== EXTRACTED INFORMATION ==
↓
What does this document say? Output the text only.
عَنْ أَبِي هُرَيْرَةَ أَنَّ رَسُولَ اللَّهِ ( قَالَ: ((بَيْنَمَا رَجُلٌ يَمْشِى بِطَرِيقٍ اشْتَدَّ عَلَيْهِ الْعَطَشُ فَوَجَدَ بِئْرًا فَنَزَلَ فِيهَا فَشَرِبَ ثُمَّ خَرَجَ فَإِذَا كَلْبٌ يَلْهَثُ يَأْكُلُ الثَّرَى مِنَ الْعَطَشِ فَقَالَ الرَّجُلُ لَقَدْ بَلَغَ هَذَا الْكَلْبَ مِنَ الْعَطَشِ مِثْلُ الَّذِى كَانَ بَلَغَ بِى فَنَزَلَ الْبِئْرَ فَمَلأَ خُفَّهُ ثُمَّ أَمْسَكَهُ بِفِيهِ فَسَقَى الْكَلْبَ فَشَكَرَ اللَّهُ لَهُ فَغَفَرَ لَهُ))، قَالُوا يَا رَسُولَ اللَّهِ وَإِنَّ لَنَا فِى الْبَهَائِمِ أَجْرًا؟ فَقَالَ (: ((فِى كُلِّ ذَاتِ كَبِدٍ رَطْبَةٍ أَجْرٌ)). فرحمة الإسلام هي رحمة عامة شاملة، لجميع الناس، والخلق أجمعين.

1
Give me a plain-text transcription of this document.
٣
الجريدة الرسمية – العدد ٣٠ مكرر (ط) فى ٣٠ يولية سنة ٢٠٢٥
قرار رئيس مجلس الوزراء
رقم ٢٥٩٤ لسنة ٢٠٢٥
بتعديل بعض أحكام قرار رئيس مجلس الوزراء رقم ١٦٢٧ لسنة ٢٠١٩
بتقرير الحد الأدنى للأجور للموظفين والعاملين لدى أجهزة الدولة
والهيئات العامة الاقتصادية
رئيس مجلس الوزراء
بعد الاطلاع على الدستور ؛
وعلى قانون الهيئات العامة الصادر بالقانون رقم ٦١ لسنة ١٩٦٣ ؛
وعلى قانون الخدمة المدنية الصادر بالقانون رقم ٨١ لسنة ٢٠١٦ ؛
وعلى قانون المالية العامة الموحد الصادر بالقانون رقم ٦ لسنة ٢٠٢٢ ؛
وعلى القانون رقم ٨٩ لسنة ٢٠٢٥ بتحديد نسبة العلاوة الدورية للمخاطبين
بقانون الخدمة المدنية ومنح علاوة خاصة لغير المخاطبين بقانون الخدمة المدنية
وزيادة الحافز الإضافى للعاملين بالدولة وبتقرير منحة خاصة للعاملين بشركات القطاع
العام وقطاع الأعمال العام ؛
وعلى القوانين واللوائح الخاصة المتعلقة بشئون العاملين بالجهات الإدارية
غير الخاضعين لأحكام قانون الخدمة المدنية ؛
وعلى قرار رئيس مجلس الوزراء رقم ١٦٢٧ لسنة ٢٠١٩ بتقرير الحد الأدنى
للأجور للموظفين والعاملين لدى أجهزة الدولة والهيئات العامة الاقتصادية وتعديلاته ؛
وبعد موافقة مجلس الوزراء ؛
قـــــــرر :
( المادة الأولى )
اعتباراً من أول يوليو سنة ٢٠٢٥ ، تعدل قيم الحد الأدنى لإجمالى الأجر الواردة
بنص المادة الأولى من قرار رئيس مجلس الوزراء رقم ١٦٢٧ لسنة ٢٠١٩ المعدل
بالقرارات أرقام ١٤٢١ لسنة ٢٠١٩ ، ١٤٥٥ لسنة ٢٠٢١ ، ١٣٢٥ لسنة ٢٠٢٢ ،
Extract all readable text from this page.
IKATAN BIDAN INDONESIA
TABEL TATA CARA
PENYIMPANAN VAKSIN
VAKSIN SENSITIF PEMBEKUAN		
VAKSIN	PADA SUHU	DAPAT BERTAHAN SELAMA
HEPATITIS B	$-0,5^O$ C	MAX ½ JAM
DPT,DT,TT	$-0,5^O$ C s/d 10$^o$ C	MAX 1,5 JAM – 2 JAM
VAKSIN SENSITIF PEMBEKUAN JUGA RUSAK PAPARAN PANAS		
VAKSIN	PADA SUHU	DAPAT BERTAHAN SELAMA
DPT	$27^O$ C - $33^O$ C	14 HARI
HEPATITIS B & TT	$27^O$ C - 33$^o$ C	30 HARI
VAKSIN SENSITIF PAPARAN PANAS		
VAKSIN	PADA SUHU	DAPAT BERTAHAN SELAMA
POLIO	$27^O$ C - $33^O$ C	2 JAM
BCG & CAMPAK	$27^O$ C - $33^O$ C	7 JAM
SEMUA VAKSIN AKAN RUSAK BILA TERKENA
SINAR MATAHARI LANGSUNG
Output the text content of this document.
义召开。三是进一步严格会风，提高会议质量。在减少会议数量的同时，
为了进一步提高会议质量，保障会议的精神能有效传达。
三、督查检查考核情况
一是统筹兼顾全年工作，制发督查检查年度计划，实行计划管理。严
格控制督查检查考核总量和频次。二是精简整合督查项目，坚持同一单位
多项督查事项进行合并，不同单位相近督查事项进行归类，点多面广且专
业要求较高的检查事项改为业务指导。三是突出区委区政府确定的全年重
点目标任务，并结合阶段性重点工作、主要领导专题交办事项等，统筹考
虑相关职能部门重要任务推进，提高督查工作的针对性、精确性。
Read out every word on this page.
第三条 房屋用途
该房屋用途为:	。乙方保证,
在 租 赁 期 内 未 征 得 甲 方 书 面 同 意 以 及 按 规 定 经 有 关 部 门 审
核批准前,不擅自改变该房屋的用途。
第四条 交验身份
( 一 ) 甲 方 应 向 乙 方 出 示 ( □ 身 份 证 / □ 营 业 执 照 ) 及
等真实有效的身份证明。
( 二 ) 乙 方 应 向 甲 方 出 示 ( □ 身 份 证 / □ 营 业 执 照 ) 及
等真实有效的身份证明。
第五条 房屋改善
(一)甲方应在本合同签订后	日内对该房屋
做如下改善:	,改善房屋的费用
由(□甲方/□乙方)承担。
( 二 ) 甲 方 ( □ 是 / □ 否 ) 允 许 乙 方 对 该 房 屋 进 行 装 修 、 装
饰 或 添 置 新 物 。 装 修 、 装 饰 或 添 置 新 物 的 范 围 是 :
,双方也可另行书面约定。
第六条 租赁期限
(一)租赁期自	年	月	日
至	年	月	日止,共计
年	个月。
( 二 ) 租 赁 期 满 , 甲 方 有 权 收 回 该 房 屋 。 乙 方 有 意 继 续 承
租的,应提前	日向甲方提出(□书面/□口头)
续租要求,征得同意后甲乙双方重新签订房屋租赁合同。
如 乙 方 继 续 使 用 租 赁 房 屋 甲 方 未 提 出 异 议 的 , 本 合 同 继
↑
== STATED EXERCISE ==
Display every line of the listing that contains the string "الحد".

== RESULT OF THE TASK ==
بتقرير الحد الأدنى للأجور للموظفين والعاملين لدى أجهزة الدولة
وعلى قرار رئيس مجلس الوزراء رقم ١٦٢٧ لسنة ٢٠١٩ بتقرير الحد الأدنى
اعتباراً من أول يوليو سنة ٢٠٢٥ ، تعدل قيم الحد الأدنى لإجمالى الأجر الواردة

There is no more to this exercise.